___ Provided records

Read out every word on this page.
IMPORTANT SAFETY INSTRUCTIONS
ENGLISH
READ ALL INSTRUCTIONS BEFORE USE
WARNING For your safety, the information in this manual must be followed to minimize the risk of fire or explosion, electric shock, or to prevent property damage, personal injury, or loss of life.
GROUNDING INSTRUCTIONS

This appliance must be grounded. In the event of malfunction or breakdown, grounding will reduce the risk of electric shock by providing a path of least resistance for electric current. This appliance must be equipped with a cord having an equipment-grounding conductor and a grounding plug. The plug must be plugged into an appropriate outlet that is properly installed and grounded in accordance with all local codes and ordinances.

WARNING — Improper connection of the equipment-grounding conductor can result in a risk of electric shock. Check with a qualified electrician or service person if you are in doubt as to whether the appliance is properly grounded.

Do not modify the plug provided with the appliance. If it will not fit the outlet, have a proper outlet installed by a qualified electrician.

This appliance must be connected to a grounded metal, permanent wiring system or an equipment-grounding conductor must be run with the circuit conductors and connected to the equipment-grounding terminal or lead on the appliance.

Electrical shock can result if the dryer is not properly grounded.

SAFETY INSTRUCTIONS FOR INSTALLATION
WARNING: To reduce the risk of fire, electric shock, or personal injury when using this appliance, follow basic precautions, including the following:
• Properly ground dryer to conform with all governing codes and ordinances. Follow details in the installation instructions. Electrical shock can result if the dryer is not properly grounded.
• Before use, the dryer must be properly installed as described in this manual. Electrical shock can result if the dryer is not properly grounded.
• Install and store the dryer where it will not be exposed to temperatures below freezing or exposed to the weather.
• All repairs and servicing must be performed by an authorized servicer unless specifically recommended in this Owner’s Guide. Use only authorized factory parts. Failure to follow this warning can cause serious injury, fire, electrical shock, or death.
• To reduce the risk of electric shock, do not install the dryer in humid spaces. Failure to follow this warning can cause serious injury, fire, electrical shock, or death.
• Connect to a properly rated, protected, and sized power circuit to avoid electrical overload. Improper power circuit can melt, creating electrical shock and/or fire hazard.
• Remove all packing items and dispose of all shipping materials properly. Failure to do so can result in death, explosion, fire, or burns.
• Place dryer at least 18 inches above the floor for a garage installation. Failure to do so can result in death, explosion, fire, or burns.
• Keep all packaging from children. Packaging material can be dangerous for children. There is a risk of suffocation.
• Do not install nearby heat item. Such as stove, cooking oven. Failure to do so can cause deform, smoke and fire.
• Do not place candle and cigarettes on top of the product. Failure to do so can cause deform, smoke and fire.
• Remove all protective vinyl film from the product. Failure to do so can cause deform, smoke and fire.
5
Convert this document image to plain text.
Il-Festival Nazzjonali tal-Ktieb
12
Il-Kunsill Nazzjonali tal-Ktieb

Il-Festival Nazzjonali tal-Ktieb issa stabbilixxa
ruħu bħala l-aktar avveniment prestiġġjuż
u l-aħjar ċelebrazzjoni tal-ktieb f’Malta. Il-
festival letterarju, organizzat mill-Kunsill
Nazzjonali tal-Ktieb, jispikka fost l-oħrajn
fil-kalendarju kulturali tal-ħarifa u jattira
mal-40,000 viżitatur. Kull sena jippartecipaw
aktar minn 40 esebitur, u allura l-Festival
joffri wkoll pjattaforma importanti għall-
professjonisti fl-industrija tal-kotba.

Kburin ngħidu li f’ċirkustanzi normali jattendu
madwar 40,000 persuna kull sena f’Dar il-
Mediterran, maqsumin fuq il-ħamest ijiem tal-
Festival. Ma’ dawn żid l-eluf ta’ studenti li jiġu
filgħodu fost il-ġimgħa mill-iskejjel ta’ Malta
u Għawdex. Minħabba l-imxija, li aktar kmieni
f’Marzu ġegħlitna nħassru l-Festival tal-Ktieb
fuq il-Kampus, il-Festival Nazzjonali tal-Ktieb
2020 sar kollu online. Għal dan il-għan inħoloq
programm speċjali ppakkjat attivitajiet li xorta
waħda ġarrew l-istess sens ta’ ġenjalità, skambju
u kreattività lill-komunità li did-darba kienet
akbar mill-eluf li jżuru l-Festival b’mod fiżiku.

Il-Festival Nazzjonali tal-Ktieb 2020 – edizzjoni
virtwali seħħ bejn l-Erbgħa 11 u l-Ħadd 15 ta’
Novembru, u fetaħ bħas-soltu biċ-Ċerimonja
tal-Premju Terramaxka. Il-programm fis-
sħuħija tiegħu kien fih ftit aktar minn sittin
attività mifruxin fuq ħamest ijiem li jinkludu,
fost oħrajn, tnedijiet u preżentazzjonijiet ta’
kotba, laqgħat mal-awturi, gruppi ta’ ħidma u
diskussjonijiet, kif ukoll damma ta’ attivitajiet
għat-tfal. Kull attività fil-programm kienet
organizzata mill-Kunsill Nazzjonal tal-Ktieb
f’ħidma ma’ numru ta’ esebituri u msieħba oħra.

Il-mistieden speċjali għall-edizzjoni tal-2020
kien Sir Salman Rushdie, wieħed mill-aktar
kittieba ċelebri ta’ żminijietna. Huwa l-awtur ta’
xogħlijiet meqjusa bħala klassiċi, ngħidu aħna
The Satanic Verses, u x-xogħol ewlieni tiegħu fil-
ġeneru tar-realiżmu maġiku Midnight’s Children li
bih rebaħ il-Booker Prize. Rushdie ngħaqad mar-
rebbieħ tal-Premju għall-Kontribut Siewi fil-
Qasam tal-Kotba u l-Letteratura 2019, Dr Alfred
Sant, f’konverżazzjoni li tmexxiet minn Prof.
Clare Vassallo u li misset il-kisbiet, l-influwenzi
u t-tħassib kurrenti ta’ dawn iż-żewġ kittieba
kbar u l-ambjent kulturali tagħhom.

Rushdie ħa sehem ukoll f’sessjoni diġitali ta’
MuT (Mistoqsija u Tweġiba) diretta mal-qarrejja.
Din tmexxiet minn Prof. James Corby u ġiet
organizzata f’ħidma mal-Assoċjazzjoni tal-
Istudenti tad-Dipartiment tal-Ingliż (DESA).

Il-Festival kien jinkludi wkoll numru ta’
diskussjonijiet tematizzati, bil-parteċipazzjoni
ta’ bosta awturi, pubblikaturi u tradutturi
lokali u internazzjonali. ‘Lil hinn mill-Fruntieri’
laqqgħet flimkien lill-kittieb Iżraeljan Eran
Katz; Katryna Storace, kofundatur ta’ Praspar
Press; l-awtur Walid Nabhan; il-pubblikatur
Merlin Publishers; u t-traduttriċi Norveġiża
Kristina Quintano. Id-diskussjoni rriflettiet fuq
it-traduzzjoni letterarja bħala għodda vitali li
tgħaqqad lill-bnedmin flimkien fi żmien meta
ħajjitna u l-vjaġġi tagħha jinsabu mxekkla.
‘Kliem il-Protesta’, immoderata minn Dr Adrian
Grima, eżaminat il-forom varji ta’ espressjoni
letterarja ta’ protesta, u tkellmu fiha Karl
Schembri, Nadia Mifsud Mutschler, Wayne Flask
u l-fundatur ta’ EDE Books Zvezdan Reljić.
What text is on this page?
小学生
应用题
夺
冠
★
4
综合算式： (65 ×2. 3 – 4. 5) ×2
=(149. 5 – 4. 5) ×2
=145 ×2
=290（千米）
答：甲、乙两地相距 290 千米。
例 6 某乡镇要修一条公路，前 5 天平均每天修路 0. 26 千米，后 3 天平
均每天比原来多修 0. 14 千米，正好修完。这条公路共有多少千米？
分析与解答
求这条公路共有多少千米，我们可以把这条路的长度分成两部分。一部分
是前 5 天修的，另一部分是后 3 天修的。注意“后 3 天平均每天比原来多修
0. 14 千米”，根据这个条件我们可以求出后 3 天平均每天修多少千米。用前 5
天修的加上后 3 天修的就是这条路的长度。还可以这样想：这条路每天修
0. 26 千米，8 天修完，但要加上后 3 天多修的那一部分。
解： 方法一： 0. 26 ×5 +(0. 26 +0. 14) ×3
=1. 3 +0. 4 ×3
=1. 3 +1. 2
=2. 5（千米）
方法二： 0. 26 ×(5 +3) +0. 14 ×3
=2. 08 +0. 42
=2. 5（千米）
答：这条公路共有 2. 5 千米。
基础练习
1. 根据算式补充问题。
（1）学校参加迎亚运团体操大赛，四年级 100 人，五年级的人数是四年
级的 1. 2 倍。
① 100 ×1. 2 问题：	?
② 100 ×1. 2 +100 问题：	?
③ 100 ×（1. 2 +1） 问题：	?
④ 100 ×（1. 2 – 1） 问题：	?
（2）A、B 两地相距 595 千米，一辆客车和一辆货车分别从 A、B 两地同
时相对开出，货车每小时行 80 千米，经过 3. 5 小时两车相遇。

______

Point out every line holding the string "speċjali" and copy it.

Output for this task
programm speċjali ppakkjat attivitajiet li xorta
Il-mistieden speċjali għall-edizzjoni tal-2020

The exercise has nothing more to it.